### Objective
Could every line of the data be printed exactly as it reads?

========================================

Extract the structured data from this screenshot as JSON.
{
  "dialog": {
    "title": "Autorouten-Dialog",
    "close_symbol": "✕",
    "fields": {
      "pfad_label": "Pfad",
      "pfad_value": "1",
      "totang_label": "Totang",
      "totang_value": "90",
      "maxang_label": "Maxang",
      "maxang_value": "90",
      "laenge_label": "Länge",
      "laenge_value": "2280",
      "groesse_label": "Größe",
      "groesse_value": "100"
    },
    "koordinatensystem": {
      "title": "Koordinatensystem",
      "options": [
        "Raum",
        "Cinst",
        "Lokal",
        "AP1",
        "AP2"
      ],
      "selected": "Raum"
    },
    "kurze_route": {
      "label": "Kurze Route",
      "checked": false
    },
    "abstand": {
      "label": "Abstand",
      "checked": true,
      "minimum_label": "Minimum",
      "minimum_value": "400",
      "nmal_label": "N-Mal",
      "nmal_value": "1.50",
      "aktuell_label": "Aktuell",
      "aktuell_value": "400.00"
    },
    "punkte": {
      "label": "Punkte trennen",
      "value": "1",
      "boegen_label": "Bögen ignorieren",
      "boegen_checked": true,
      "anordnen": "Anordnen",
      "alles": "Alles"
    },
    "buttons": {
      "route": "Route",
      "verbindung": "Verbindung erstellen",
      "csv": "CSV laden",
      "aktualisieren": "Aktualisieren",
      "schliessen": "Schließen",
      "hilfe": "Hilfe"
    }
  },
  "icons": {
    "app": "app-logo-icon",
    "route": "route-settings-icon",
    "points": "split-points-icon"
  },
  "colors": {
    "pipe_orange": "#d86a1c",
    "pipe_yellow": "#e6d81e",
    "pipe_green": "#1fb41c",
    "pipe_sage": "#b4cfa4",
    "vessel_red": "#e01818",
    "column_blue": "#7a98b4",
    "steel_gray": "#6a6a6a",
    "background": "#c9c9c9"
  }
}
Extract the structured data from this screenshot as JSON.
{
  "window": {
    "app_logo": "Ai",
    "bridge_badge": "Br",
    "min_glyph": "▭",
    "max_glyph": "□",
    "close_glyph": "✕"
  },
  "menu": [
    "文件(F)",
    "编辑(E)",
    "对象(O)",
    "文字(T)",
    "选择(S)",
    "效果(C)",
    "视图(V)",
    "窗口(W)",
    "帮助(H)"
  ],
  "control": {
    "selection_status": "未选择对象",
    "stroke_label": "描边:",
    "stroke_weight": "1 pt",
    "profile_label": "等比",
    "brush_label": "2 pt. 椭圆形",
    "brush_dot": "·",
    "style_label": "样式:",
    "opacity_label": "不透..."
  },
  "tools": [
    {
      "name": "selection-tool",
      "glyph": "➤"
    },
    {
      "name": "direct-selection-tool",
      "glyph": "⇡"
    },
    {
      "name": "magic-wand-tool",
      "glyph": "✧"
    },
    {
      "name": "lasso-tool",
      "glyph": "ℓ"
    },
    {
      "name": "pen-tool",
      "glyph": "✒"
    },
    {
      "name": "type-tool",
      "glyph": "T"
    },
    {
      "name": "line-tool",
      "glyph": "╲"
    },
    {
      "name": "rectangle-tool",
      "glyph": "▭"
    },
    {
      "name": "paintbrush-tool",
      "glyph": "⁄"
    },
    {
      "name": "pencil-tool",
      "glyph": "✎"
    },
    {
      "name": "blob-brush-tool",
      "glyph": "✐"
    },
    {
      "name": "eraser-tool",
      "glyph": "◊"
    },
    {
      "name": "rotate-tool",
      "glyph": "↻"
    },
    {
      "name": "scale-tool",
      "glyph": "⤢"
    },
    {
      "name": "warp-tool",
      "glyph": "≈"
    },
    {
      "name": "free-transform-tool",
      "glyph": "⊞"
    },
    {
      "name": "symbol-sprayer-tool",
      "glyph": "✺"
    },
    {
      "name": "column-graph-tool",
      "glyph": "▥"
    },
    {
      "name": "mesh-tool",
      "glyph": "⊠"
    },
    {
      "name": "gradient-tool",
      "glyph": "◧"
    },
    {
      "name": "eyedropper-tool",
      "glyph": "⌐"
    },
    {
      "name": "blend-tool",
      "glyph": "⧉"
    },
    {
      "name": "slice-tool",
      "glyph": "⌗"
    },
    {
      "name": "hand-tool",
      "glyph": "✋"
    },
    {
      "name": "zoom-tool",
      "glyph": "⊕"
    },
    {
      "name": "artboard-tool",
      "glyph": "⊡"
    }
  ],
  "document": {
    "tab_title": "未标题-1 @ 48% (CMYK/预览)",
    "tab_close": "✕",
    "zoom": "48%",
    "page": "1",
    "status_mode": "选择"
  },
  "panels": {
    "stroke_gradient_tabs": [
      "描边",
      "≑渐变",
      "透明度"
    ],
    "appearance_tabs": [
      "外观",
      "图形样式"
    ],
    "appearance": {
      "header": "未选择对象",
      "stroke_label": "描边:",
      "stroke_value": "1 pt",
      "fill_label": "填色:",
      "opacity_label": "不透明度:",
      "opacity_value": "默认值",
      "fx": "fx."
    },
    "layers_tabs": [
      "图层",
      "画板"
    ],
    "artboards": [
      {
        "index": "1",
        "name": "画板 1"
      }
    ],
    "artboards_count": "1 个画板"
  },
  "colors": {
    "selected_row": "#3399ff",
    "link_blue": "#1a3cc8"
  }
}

========================================

### Output for this task
Extract the structured data from this screenshot as JSON.
{
  "dialog": {
    "title": "Autorouten-Dialog",
    "close_symbol": "✕",
    "fields": {
      "pfad_label": "Pfad",
      "pfad_value": "1",
      "totang_label": "Totang",
      "totang_value": "90",
      "maxang_label": "Maxang",
      "maxang_value": "90",
      "laenge_label": "Länge",
      "laenge_value": "2280",
      "groesse_label": "Größe",
      "groesse_value": "100"
    },
    "koordinatensystem": {
      "title": "Koordinatensystem",
      "options": [
        "Raum",
        "Cinst",
        "Lokal",
        "AP1",
        "AP2"
      ],
      "selected": "Raum"
    },
    "kurze_route": {
      "label": "Kurze Route",
      "checked": false
    },
    "abstand": {
      "label": "Abstand",
      "checked": true,
      "minimum_label": "Minimum",
      "minimum_value": "400",
      "nmal_label": "N-Mal",
      "nmal_value": "1.50",
      "aktuell_label": "Aktuell",
      "aktuell_value": "400.00"
    },
    "punkte": {
      "label": "Punkte trennen",
      "value": "1",
      "boegen_label": "Bögen ignorieren",
      "boegen_checked": true,
      "anordnen": "Anordnen",
      "alles": "Alles"
    },
    "buttons": {
      "route": "Route",
      "verbindung": "Verbindung erstellen",
      "csv": "CSV laden",
      "aktualisieren": "Aktualisieren",
      "schliessen": "Schließen",
      "hilfe": "Hilfe"
    }
  },
  "icons": {
    "app": "app-logo-icon",
    "route": "route-settings-icon",
    "points": "split-points-icon"
  },
  "colors": {
    "pipe_orange": "#d86a1c",
    "pipe_yellow": "#e6d81e",
    "pipe_green": "#1fb41c",
    "pipe_sage": "#b4cfa4",
    "vessel_red": "#e01818",
    "column_blue": "#7a98b4",
    "steel_gray": "#6a6a6a",
    "background": "#c9c9c9"
  }
}
Extract the structured data from this screenshot as JSON.
{
  "window": {
    "app_logo": "Ai",
    "bridge_badge": "Br",
    "min_glyph": "▭",
    "max_glyph": "□",
    "close_glyph": "✕"
  },
  "menu": [
    "文件(F)",
    "编辑(E)",
    "对象(O)",
    "文字(T)",
    "选择(S)",
    "效果(C)",
    "视图(V)",
    "窗口(W)",
    "帮助(H)"
  ],
  "control": {
    "selection_status": "未选择对象",
    "stroke_label": "描边:",
    "stroke_weight": "1 pt",
    "profile_label": "等比",
    "brush_label": "2 pt. 椭圆形",
    "brush_dot": "·",
    "style_label": "样式:",
    "opacity_label": "不透..."
  },
  "tools": [
    {
      "name": "selection-tool",
      "glyph": "➤"
    },
    {
      "name": "direct-selection-tool",
      "glyph": "⇡"
    },
    {
      "name": "magic-wand-tool",
      "glyph": "✧"
    },
    {
      "name": "lasso-tool",
      "glyph": "ℓ"
    },
    {
      "name": "pen-tool",
      "glyph": "✒"
    },
    {
      "name": "type-tool",
      "glyph": "T"
    },
    {
      "name": "line-tool",
      "glyph": "╲"
    },
    {
      "name": "rectangle-tool",
      "glyph": "▭"
    },
    {
      "name": "paintbrush-tool",
      "glyph": "⁄"
    },
    {
      "name": "pencil-tool",
      "glyph": "✎"
    },
    {
      "name": "blob-brush-tool",
      "glyph": "✐"
    },
    {
      "name": "eraser-tool",
      "glyph": "◊"
    },
    {
      "name": "rotate-tool",
      "glyph": "↻"
    },
    {
      "name": "scale-tool",
      "glyph": "⤢"
    },
    {
      "name": "warp-tool",
      "glyph": "≈"
    },
    {
      "name": "free-transform-tool",
      "glyph": "⊞"
    },
    {
      "name": "symbol-sprayer-tool",
      "glyph": "✺"
    },
    {
      "name": "column-graph-tool",
      "glyph": "▥"
    },
    {
      "name": "mesh-tool",
      "glyph": "⊠"
    },
    {
      "name": "gradient-tool",
      "glyph": "◧"
    },
    {
      "name": "eyedropper-tool",
      "glyph": "⌐"
    },
    {
      "name": "blend-tool",
      "glyph": "⧉"
    },
    {
      "name": "slice-tool",
      "glyph": "⌗"
    },
    {
      "name": "hand-tool",
      "glyph": "✋"
    },
    {
      "name": "zoom-tool",
      "glyph": "⊕"
    },
    {
      "name": "artboard-tool",
      "glyph": "⊡"
    }
  ],
  "document": {
    "tab_title": "未标题-1 @ 48% (CMYK/预览)",
    "tab_close": "✕",
    "zoom": "48%",
    "page": "1",
    "status_mode": "选择"
  },
  "panels": {
    "stroke_gradient_tabs": [
      "描边",
      "≑渐变",
      "透明度"
    ],
    "appearance_tabs": [
      "外观",
      "图形样式"
    ],
    "appearance": {
      "header": "未选择对象",
      "stroke_label": "描边:",
      "stroke_value": "1 pt",
      "fill_label": "填色:",
      "opacity_label": "不透明度:",
      "opacity_value": "默认值",
      "fx": "fx."
    },
    "layers_tabs": [
      "图层",
      "画板"
    ],
    "artboards": [
      {
        "index": "1",
        "name": "画板 1"
      }
    ],
    "artboards_count": "1 个画板"
  },
  "colors": {
    "selected_row": "#3399ff",
    "link_blue": "#1a3cc8"
  }
}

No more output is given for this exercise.